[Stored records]
****

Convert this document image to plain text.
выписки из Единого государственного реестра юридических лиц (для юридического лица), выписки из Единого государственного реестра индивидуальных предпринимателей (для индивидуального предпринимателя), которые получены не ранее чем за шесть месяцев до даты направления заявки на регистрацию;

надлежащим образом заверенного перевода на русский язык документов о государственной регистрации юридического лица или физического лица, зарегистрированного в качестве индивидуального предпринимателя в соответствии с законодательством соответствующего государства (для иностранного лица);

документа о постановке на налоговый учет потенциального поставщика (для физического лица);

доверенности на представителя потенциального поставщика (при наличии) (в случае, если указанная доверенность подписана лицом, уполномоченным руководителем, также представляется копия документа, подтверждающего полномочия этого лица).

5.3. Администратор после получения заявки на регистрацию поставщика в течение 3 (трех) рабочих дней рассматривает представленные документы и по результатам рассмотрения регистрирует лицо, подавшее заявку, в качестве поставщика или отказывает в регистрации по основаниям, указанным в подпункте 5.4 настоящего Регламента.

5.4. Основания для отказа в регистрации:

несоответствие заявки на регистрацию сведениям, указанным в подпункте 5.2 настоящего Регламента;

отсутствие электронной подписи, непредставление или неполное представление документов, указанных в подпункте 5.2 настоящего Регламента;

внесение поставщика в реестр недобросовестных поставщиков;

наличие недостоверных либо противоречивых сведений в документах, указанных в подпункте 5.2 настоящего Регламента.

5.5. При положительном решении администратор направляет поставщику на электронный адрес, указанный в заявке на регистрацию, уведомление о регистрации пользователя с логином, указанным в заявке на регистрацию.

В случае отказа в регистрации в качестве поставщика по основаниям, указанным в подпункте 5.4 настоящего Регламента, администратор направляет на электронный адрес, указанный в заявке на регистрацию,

****

■ Given exercise:
Read the entries and show each line that mentions "предпринимателя".

■ The response:
выписки из Единого государственного реестра юридических лиц (для юридического лица), выписки из Единого государственного реестра индивидуальных предпринимателей (для индивидуального предпринимателя), которые получены не ранее чем за шесть месяцев до даты направления заявки на регистрацию;
надлежащим образом заверенного перевода на русский язык документов о государственной регистрации юридического лица или физического лица, зарегистрированного в качестве индивидуального предпринимателя в соответствии с законодательством соответствующего государства (для иностранного лица);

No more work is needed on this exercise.